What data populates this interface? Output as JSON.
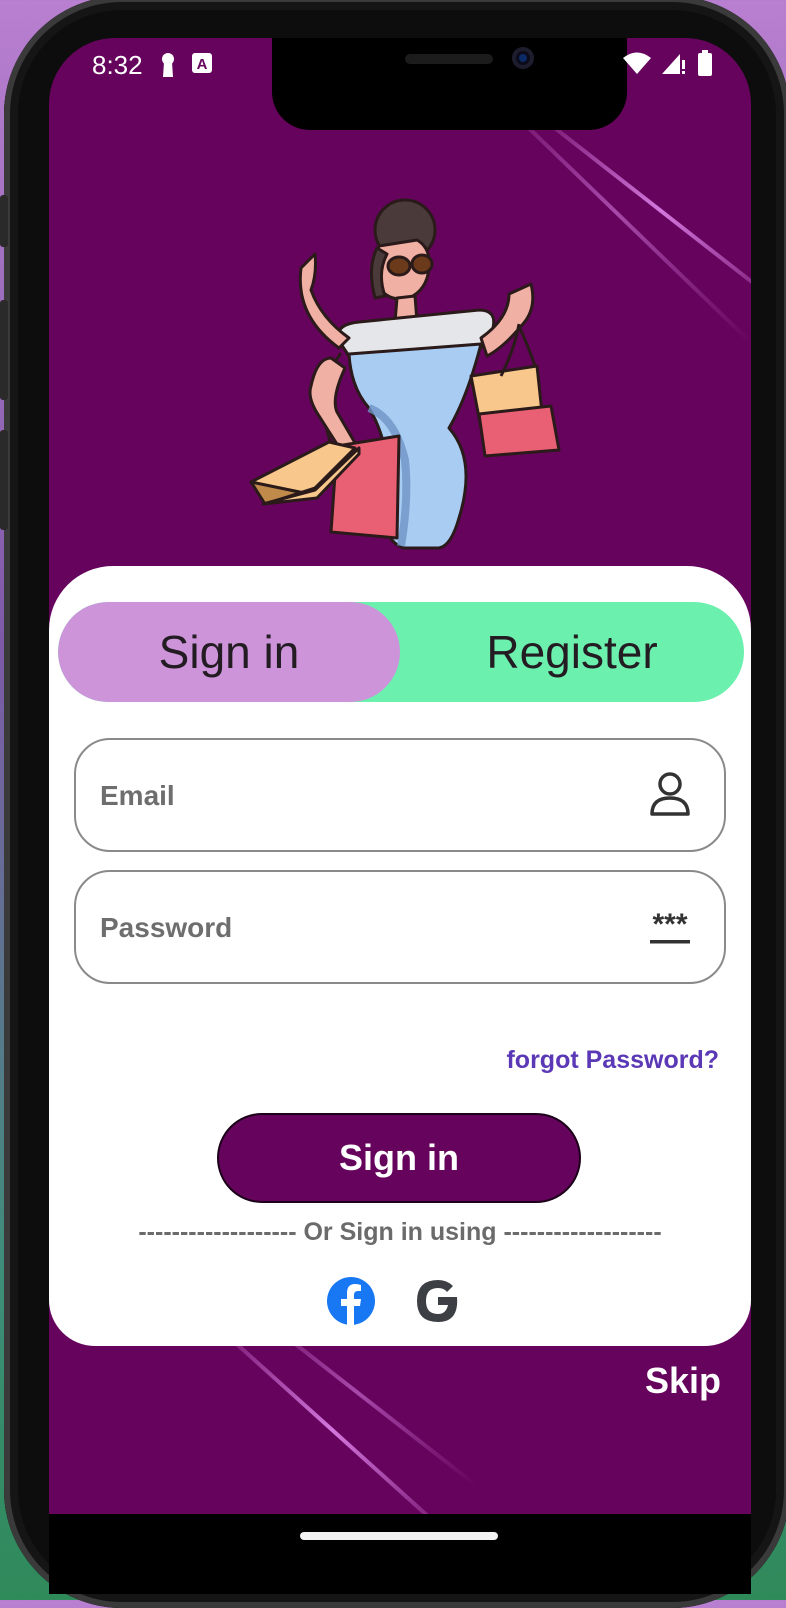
{
  "status_bar": {
    "time": "8:32"
  },
  "auth_toggle": {
    "signin_label": "Sign in",
    "register_label": "Register"
  },
  "form": {
    "email_placeholder": "Email",
    "password_placeholder": "Password",
    "forgot_label": "forgot Password?",
    "signin_button": "Sign in",
    "divider_text": "------------------- Or Sign in using -------------------"
  },
  "social": [
    "facebook-icon",
    "google-icon"
  ],
  "skip_label": "Skip",
  "colors": {
    "background": "#66035c",
    "signin_tab": "#cd94da",
    "register_tab": "#6cf0ad",
    "link": "#5b38b5",
    "facebook": "#1877f2",
    "google": "#3c3f44"
  }
}
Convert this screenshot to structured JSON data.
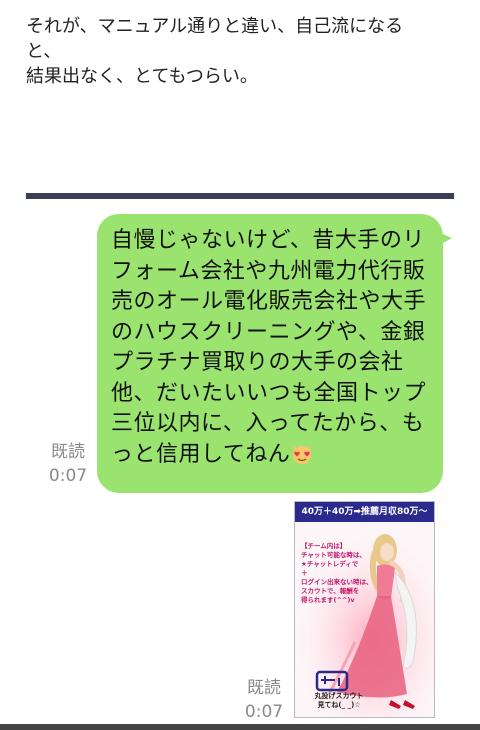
{
  "top_message": {
    "lines": [
      "それが、マニュアル通りと違い、自己流になる",
      "と、",
      "結果出なく、とてもつらい。"
    ]
  },
  "chat": {
    "bubble_message": "自慢じゃないけど、昔大手のリフォーム会社や九州電力代行販売のオール電化販売会社や大手のハウスクリーニングや、金銀プラチナ買取りの大手の会社他、だいたいいつも全国トップ三位以内に、入ってたから、もっと信用してねん",
    "bubble_emoji": "heart-eyes-cat-emoji",
    "bubble_read_label": "既読",
    "bubble_time": "0:07",
    "image_read_label": "既読",
    "image_time": "0:07",
    "bubble_color": "#9be36f"
  },
  "image_card": {
    "banner": "40万＋40万➡推薦月収80万〜",
    "note_lines": [
      "【チーム内は】",
      "チャット可能な時は、",
      "★チャットレディで",
      "＋",
      "ログイン出来ない時は、",
      "スカウトで、報酬を",
      "得られます(^^)v"
    ],
    "footer_lines": [
      "丸投げスカウト",
      "見てね(_ _)☆"
    ],
    "banner_color": "#2a2a8c",
    "dress_color": "#e8607f"
  }
}
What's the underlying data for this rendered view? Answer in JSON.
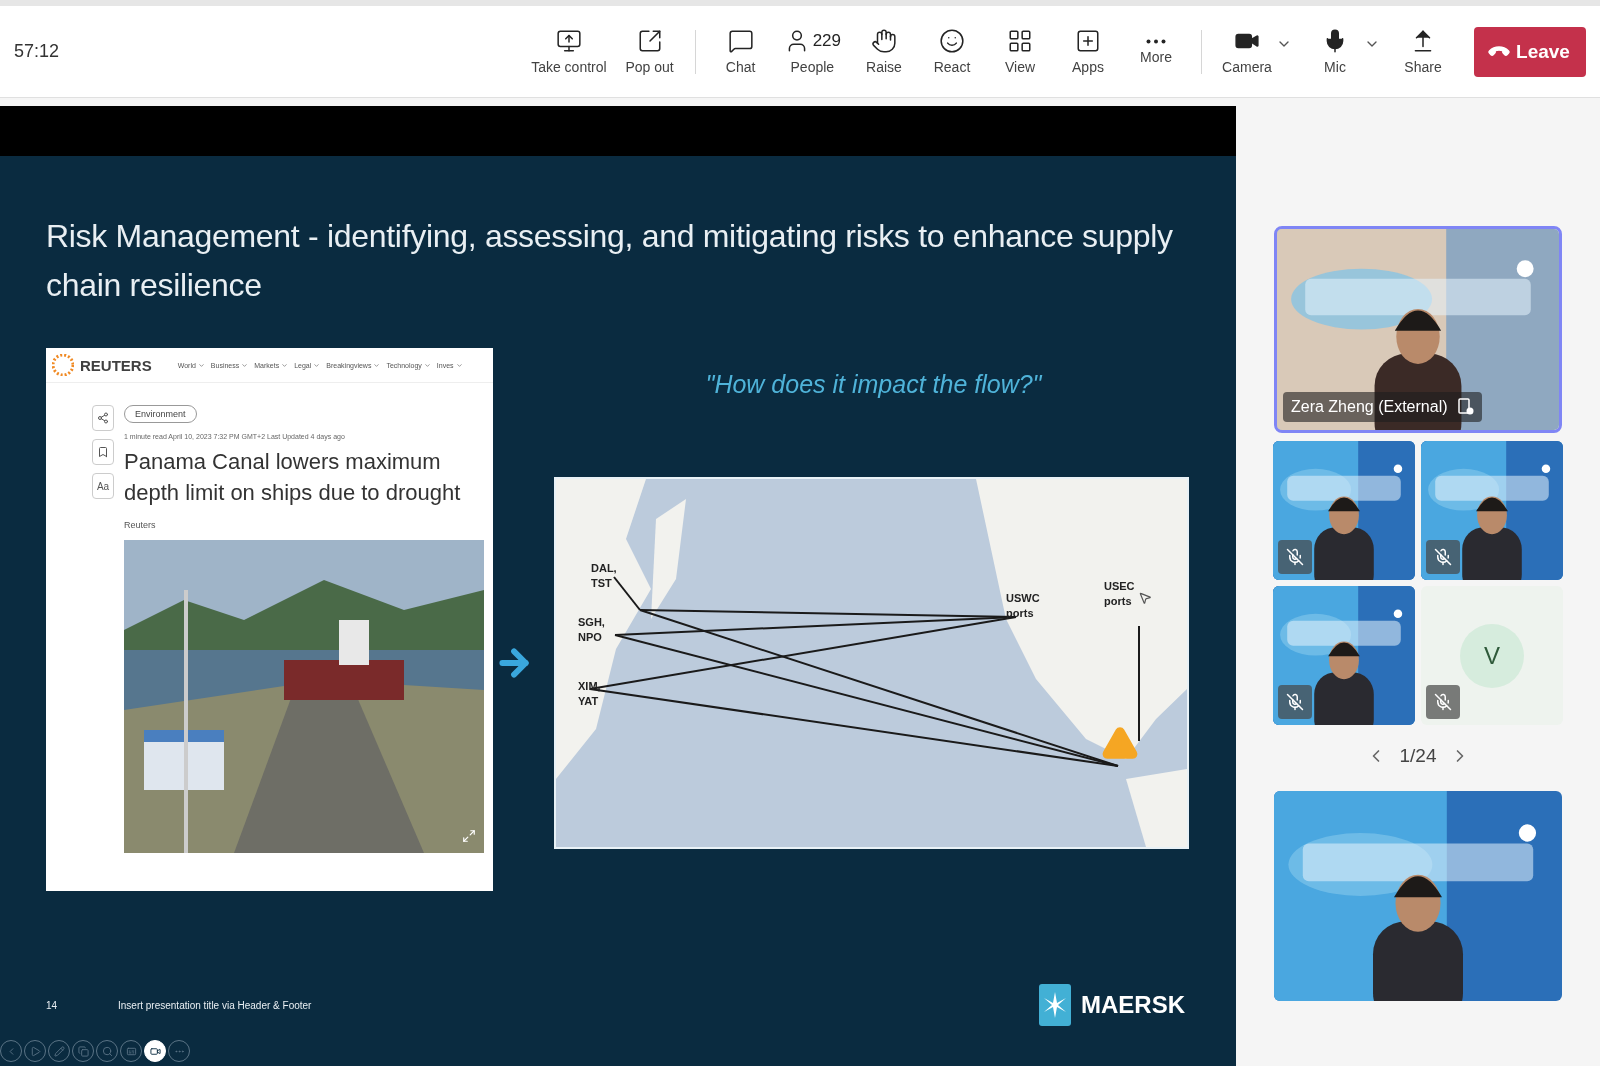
{
  "toolbar": {
    "timer": "57:12",
    "groups": [
      [
        {
          "label": "Take control",
          "dropdown": false
        },
        {
          "label": "Pop out",
          "dropdown": false
        }
      ],
      [
        {
          "label": "Chat",
          "dropdown": false
        },
        {
          "label": "People",
          "count": "229",
          "dropdown": false
        },
        {
          "label": "Raise",
          "dropdown": false
        },
        {
          "label": "React",
          "dropdown": false
        },
        {
          "label": "View",
          "dropdown": false
        },
        {
          "label": "Apps",
          "dropdown": false
        },
        {
          "label": "More",
          "dropdown": false
        }
      ],
      [
        {
          "label": "Camera",
          "dropdown": true
        },
        {
          "label": "Mic",
          "dropdown": true
        },
        {
          "label": "Share",
          "dropdown": false
        }
      ]
    ],
    "leave": "Leave"
  },
  "slide": {
    "title": "Risk Management - identifying, assessing, and mitigating risks to enhance supply chain resilience",
    "article": {
      "source": "REUTERS",
      "nav": [
        "World",
        "Business",
        "Markets",
        "Legal",
        "Breakingviews",
        "Technology",
        "Inves"
      ],
      "tag": "Environment",
      "meta": "1 minute read  April 10, 2023 7:32 PM GMT+2  Last Updated 4 days ago",
      "side_actions": [
        "Aa"
      ],
      "headline": "Panama Canal lowers maximum depth limit on ships due to drought",
      "byline": "Reuters",
      "photo": {
        "kind": "picture"
      }
    },
    "quote": "\"How does it impact the flow?\"",
    "map_labels": [
      "DAL, TST",
      "SGH, NPO",
      "XIM, YAT",
      "USWC ports",
      "USEC ports"
    ],
    "logo": "MAERSK",
    "footer": {
      "page": "14",
      "text": "Insert presentation title via Header & Footer"
    }
  },
  "participants": {
    "featured": {
      "name": "Zera Zheng (External)",
      "selected": true
    },
    "tiles": [
      {
        "kind": "video",
        "muted": true
      },
      {
        "kind": "video",
        "muted": true
      },
      {
        "kind": "video",
        "muted": true
      },
      {
        "kind": "avatar",
        "initial": "V",
        "muted": true
      }
    ],
    "pager": "1/24",
    "shared": {
      "kind": "video"
    }
  }
}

What you will do — Your task is to repeat the material above exactly, without its pictures.

The answer —
What data populates this interface? Output as JSON.
{
  "status_bar": {
    "time": "8:32"
  },
  "auth_toggle": {
    "signin_label": "Sign in",
    "register_label": "Register"
  },
  "form": {
    "email_placeholder": "Email",
    "password_placeholder": "Password",
    "forgot_label": "forgot Password?",
    "signin_button": "Sign in",
    "divider_text": "------------------- Or Sign in using -------------------"
  },
  "social": [
    "facebook-icon",
    "google-icon"
  ],
  "skip_label": "Skip",
  "colors": {
    "background": "#66035c",
    "signin_tab": "#cd94da",
    "register_tab": "#6cf0ad",
    "link": "#5b38b5",
    "facebook": "#1877f2",
    "google": "#3c3f44"
  }
}
Convert this screenshot to structured JSON data.
{
  "top_message": {
    "lines": [
      "それが、マニュアル通りと違い、自己流になる",
      "と、",
      "結果出なく、とてもつらい。"
    ]
  },
  "chat": {
    "bubble_message": "自慢じゃないけど、昔大手のリフォーム会社や九州電力代行販売のオール電化販売会社や大手のハウスクリーニングや、金銀プラチナ買取りの大手の会社他、だいたいいつも全国トップ三位以内に、入ってたから、もっと信用してねん",
    "bubble_emoji": "heart-eyes-cat-emoji",
    "bubble_read_label": "既読",
    "bubble_time": "0:07",
    "image_read_label": "既読",
    "image_time": "0:07",
    "bubble_color": "#9be36f"
  },
  "image_card": {
    "banner": "40万＋40万➡推薦月収80万〜",
    "note_lines": [
      "【チーム内は】",
      "チャット可能な時は、",
      "★チャットレディで",
      "＋",
      "ログイン出来ない時は、",
      "スカウトで、報酬を",
      "得られます(^^)v"
    ],
    "footer_lines": [
      "丸投げスカウト",
      "見てね(_ _)☆"
    ],
    "banner_color": "#2a2a8c",
    "dress_color": "#e8607f"
  }
}
What's the underlying data for this rendered view? Answer in JSON.
{
  "toolbar": {
    "timer": "57:12",
    "groups": [
      [
        {
          "label": "Take control",
          "dropdown": false
        },
        {
          "label": "Pop out",
          "dropdown": false
        }
      ],
      [
        {
          "label": "Chat",
          "dropdown": false
        },
        {
          "label": "People",
          "count": "229",
          "dropdown": false
        },
        {
          "label": "Raise",
          "dropdown": false
        },
        {
          "label": "React",
          "dropdown": false
        },
        {
          "label": "View",
          "dropdown": false
        },
        {
          "label": "Apps",
          "dropdown": false
        },
        {
          "label": "More",
          "dropdown": false
        }
      ],
      [
        {
          "label": "Camera",
          "dropdown": true
        },
        {
          "label": "Mic",
          "dropdown": true
        },
        {
          "label": "Share",
          "dropdown": false
        }
      ]
    ],
    "leave": "Leave"
  },
  "slide": {
    "title": "Risk Management - identifying, assessing, and mitigating risks to enhance supply chain resilience",
    "article": {
      "source": "REUTERS",
      "nav": [
        "World",
        "Business",
        "Markets",
        "Legal",
        "Breakingviews",
        "Technology",
        "Inves"
      ],
      "tag": "Environment",
      "meta": "1 minute read  April 10, 2023 7:32 PM GMT+2  Last Updated 4 days ago",
      "side_actions": [
        "Aa"
      ],
      "headline": "Panama Canal lowers maximum depth limit on ships due to drought",
      "byline": "Reuters",
      "photo": {
        "kind": "picture"
      }
    },
    "quote": "\"How does it impact the flow?\"",
    "map_labels": [
      "DAL, TST",
      "SGH, NPO",
      "XIM, YAT",
      "USWC ports",
      "USEC ports"
    ],
    "logo": "MAERSK",
    "footer": {
      "page": "14",
      "text": "Insert presentation title via Header & Footer"
    }
  },
  "participants": {
    "featured": {
      "name": "Zera Zheng (External)",
      "selected": true
    },
    "tiles": [
      {
        "kind": "video",
        "muted": true
      },
      {
        "kind": "video",
        "muted": true
      },
      {
        "kind": "video",
        "muted": true
      },
      {
        "kind": "avatar",
        "initial": "V",
        "muted": true
      }
    ],
    "pager": "1/24",
    "shared": {
      "kind": "video"
    }
  }
}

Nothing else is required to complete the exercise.